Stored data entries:
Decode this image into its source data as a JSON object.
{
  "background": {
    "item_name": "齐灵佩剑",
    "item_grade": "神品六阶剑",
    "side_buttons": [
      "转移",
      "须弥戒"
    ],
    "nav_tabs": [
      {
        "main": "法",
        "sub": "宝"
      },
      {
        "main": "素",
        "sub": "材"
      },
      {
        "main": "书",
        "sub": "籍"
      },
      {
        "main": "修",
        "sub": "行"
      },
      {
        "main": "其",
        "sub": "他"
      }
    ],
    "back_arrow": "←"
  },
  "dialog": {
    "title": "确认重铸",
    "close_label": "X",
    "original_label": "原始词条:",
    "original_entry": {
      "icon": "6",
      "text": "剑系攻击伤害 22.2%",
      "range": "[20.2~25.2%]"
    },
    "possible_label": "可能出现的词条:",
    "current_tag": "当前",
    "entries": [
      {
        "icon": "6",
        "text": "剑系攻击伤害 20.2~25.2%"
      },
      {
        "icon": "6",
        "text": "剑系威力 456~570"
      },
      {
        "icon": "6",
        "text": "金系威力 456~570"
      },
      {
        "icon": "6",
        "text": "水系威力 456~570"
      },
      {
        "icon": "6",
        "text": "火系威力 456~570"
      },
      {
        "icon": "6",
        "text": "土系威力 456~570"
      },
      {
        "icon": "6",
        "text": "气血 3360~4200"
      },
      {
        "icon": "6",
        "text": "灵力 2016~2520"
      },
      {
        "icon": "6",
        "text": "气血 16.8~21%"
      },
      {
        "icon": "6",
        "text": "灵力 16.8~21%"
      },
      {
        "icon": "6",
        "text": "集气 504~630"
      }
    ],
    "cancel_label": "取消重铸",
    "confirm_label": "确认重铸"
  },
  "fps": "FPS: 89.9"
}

- EXERCISE TASK
Your task is to transcribe the material exactly.

- RESPONSE TO THIS TASK
Decode this image into its source data as a JSON object.
{
  "background": {
    "item_name": "齐灵佩剑",
    "item_grade": "神品六阶剑",
    "side_buttons": [
      "转移",
      "须弥戒"
    ],
    "nav_tabs": [
      {
        "main": "法",
        "sub": "宝"
      },
      {
        "main": "素",
        "sub": "材"
      },
      {
        "main": "书",
        "sub": "籍"
      },
      {
        "main": "修",
        "sub": "行"
      },
      {
        "main": "其",
        "sub": "他"
      }
    ],
    "back_arrow": "←"
  },
  "dialog": {
    "title": "确认重铸",
    "close_label": "X",
    "original_label": "原始词条:",
    "original_entry": {
      "icon": "6",
      "text": "剑系攻击伤害 22.2%",
      "range": "[20.2~25.2%]"
    },
    "possible_label": "可能出现的词条:",
    "current_tag": "当前",
    "entries": [
      {
        "icon": "6",
        "text": "剑系攻击伤害 20.2~25.2%"
      },
      {
        "icon": "6",
        "text": "剑系威力 456~570"
      },
      {
        "icon": "6",
        "text": "金系威力 456~570"
      },
      {
        "icon": "6",
        "text": "水系威力 456~570"
      },
      {
        "icon": "6",
        "text": "火系威力 456~570"
      },
      {
        "icon": "6",
        "text": "土系威力 456~570"
      },
      {
        "icon": "6",
        "text": "气血 3360~4200"
      },
      {
        "icon": "6",
        "text": "灵力 2016~2520"
      },
      {
        "icon": "6",
        "text": "气血 16.8~21%"
      },
      {
        "icon": "6",
        "text": "灵力 16.8~21%"
      },
      {
        "icon": "6",
        "text": "集气 504~630"
      }
    ],
    "cancel_label": "取消重铸",
    "confirm_label": "确认重铸"
  },
  "fps": "FPS: 89.9"
}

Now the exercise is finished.